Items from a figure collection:
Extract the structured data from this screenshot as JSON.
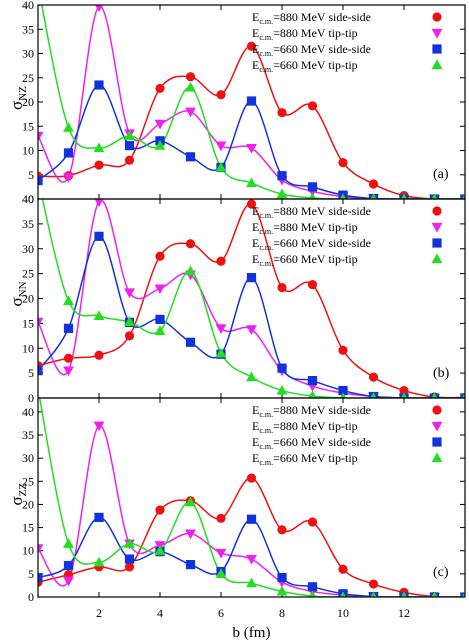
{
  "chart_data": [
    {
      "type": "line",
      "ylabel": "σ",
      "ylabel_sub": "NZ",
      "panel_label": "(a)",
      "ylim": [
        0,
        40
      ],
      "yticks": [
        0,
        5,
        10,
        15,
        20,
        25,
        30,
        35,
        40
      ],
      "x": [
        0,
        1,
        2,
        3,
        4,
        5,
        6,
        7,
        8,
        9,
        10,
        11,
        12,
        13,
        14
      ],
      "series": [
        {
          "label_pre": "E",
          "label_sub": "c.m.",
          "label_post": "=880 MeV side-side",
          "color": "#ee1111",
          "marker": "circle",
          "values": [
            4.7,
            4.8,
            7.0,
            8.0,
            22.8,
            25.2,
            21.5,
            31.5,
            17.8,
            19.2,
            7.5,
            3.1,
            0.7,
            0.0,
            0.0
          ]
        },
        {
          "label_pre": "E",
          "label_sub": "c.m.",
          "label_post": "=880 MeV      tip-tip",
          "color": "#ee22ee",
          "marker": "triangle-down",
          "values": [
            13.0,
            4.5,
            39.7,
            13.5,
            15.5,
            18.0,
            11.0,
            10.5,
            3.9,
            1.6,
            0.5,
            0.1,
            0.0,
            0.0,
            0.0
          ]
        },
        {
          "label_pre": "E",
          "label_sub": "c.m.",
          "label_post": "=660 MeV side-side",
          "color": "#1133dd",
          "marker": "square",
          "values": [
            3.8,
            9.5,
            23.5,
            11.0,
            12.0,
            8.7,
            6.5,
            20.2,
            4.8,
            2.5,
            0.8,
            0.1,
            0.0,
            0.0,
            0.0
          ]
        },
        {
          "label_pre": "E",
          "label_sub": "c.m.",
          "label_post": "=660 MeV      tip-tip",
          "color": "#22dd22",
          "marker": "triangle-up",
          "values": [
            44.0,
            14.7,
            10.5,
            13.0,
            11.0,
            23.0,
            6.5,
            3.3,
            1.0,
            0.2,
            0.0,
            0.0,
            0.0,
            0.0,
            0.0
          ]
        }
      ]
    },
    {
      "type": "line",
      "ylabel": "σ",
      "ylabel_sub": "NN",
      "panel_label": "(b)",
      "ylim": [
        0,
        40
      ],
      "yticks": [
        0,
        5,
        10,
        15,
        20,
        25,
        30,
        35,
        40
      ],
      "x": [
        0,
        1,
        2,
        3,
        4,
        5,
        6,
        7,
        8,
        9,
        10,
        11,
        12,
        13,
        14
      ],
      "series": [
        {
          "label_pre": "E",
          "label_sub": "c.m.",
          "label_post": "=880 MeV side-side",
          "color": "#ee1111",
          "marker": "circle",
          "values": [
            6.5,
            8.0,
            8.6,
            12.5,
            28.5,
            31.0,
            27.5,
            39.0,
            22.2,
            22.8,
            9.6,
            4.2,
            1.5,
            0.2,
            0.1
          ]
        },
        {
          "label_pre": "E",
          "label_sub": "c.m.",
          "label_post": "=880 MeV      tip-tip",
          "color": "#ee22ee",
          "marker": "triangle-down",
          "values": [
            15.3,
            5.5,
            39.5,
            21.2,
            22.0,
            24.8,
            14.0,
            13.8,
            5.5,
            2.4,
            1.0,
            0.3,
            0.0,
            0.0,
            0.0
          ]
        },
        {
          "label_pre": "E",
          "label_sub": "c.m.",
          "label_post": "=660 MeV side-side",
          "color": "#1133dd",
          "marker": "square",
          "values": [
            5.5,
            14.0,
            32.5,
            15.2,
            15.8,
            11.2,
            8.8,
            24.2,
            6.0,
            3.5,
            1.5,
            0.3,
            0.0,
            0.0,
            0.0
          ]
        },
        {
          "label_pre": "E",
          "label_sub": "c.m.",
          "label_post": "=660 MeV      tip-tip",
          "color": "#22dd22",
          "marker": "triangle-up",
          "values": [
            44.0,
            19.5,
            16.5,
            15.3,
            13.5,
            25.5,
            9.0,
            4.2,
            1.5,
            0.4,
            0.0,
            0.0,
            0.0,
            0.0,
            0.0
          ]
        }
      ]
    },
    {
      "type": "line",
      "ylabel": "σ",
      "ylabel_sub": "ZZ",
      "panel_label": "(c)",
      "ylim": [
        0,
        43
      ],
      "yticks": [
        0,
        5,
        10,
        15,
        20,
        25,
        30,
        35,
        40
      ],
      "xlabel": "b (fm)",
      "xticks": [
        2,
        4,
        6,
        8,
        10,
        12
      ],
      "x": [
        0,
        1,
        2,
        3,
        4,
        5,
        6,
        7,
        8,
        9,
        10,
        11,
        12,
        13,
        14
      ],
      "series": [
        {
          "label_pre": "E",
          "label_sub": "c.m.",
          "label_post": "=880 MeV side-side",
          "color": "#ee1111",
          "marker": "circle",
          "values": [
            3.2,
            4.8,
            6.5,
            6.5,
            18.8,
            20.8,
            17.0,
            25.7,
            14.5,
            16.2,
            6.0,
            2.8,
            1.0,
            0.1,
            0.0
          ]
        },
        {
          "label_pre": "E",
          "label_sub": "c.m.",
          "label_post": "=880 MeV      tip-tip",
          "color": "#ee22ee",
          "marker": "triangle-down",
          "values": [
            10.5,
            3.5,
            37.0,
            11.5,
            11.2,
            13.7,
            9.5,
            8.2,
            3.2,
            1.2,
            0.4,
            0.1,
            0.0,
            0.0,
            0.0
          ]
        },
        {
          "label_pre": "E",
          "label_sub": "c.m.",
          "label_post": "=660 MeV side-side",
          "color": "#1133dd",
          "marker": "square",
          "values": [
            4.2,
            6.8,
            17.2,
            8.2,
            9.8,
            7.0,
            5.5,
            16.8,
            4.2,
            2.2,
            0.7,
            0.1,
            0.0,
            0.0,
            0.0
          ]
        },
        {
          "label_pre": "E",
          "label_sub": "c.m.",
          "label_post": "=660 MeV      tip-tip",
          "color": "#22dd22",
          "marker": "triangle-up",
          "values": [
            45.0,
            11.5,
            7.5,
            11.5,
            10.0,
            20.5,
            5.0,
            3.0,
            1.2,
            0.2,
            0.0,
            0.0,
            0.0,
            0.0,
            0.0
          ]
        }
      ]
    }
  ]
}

**WORK INSTRUCTIONS**. Exactly reproduce each record, leaving out any pictures.

**SOLUTION TO THE EXERCISE**.
Extract the structured data from this screenshot as JSON.
{
  "chart_data": [
    {
      "type": "line",
      "ylabel": "σ",
      "ylabel_sub": "NZ",
      "panel_label": "(a)",
      "ylim": [
        0,
        40
      ],
      "yticks": [
        0,
        5,
        10,
        15,
        20,
        25,
        30,
        35,
        40
      ],
      "x": [
        0,
        1,
        2,
        3,
        4,
        5,
        6,
        7,
        8,
        9,
        10,
        11,
        12,
        13,
        14
      ],
      "series": [
        {
          "label_pre": "E",
          "label_sub": "c.m.",
          "label_post": "=880 MeV side-side",
          "color": "#ee1111",
          "marker": "circle",
          "values": [
            4.7,
            4.8,
            7.0,
            8.0,
            22.8,
            25.2,
            21.5,
            31.5,
            17.8,
            19.2,
            7.5,
            3.1,
            0.7,
            0.0,
            0.0
          ]
        },
        {
          "label_pre": "E",
          "label_sub": "c.m.",
          "label_post": "=880 MeV      tip-tip",
          "color": "#ee22ee",
          "marker": "triangle-down",
          "values": [
            13.0,
            4.5,
            39.7,
            13.5,
            15.5,
            18.0,
            11.0,
            10.5,
            3.9,
            1.6,
            0.5,
            0.1,
            0.0,
            0.0,
            0.0
          ]
        },
        {
          "label_pre": "E",
          "label_sub": "c.m.",
          "label_post": "=660 MeV side-side",
          "color": "#1133dd",
          "marker": "square",
          "values": [
            3.8,
            9.5,
            23.5,
            11.0,
            12.0,
            8.7,
            6.5,
            20.2,
            4.8,
            2.5,
            0.8,
            0.1,
            0.0,
            0.0,
            0.0
          ]
        },
        {
          "label_pre": "E",
          "label_sub": "c.m.",
          "label_post": "=660 MeV      tip-tip",
          "color": "#22dd22",
          "marker": "triangle-up",
          "values": [
            44.0,
            14.7,
            10.5,
            13.0,
            11.0,
            23.0,
            6.5,
            3.3,
            1.0,
            0.2,
            0.0,
            0.0,
            0.0,
            0.0,
            0.0
          ]
        }
      ]
    },
    {
      "type": "line",
      "ylabel": "σ",
      "ylabel_sub": "NN",
      "panel_label": "(b)",
      "ylim": [
        0,
        40
      ],
      "yticks": [
        0,
        5,
        10,
        15,
        20,
        25,
        30,
        35,
        40
      ],
      "x": [
        0,
        1,
        2,
        3,
        4,
        5,
        6,
        7,
        8,
        9,
        10,
        11,
        12,
        13,
        14
      ],
      "series": [
        {
          "label_pre": "E",
          "label_sub": "c.m.",
          "label_post": "=880 MeV side-side",
          "color": "#ee1111",
          "marker": "circle",
          "values": [
            6.5,
            8.0,
            8.6,
            12.5,
            28.5,
            31.0,
            27.5,
            39.0,
            22.2,
            22.8,
            9.6,
            4.2,
            1.5,
            0.2,
            0.1
          ]
        },
        {
          "label_pre": "E",
          "label_sub": "c.m.",
          "label_post": "=880 MeV      tip-tip",
          "color": "#ee22ee",
          "marker": "triangle-down",
          "values": [
            15.3,
            5.5,
            39.5,
            21.2,
            22.0,
            24.8,
            14.0,
            13.8,
            5.5,
            2.4,
            1.0,
            0.3,
            0.0,
            0.0,
            0.0
          ]
        },
        {
          "label_pre": "E",
          "label_sub": "c.m.",
          "label_post": "=660 MeV side-side",
          "color": "#1133dd",
          "marker": "square",
          "values": [
            5.5,
            14.0,
            32.5,
            15.2,
            15.8,
            11.2,
            8.8,
            24.2,
            6.0,
            3.5,
            1.5,
            0.3,
            0.0,
            0.0,
            0.0
          ]
        },
        {
          "label_pre": "E",
          "label_sub": "c.m.",
          "label_post": "=660 MeV      tip-tip",
          "color": "#22dd22",
          "marker": "triangle-up",
          "values": [
            44.0,
            19.5,
            16.5,
            15.3,
            13.5,
            25.5,
            9.0,
            4.2,
            1.5,
            0.4,
            0.0,
            0.0,
            0.0,
            0.0,
            0.0
          ]
        }
      ]
    },
    {
      "type": "line",
      "ylabel": "σ",
      "ylabel_sub": "ZZ",
      "panel_label": "(c)",
      "ylim": [
        0,
        43
      ],
      "yticks": [
        0,
        5,
        10,
        15,
        20,
        25,
        30,
        35,
        40
      ],
      "xlabel": "b (fm)",
      "xticks": [
        2,
        4,
        6,
        8,
        10,
        12
      ],
      "x": [
        0,
        1,
        2,
        3,
        4,
        5,
        6,
        7,
        8,
        9,
        10,
        11,
        12,
        13,
        14
      ],
      "series": [
        {
          "label_pre": "E",
          "label_sub": "c.m.",
          "label_post": "=880 MeV side-side",
          "color": "#ee1111",
          "marker": "circle",
          "values": [
            3.2,
            4.8,
            6.5,
            6.5,
            18.8,
            20.8,
            17.0,
            25.7,
            14.5,
            16.2,
            6.0,
            2.8,
            1.0,
            0.1,
            0.0
          ]
        },
        {
          "label_pre": "E",
          "label_sub": "c.m.",
          "label_post": "=880 MeV      tip-tip",
          "color": "#ee22ee",
          "marker": "triangle-down",
          "values": [
            10.5,
            3.5,
            37.0,
            11.5,
            11.2,
            13.7,
            9.5,
            8.2,
            3.2,
            1.2,
            0.4,
            0.1,
            0.0,
            0.0,
            0.0
          ]
        },
        {
          "label_pre": "E",
          "label_sub": "c.m.",
          "label_post": "=660 MeV side-side",
          "color": "#1133dd",
          "marker": "square",
          "values": [
            4.2,
            6.8,
            17.2,
            8.2,
            9.8,
            7.0,
            5.5,
            16.8,
            4.2,
            2.2,
            0.7,
            0.1,
            0.0,
            0.0,
            0.0
          ]
        },
        {
          "label_pre": "E",
          "label_sub": "c.m.",
          "label_post": "=660 MeV      tip-tip",
          "color": "#22dd22",
          "marker": "triangle-up",
          "values": [
            45.0,
            11.5,
            7.5,
            11.5,
            10.0,
            20.5,
            5.0,
            3.0,
            1.2,
            0.2,
            0.0,
            0.0,
            0.0,
            0.0,
            0.0
          ]
        }
      ]
    }
  ]
}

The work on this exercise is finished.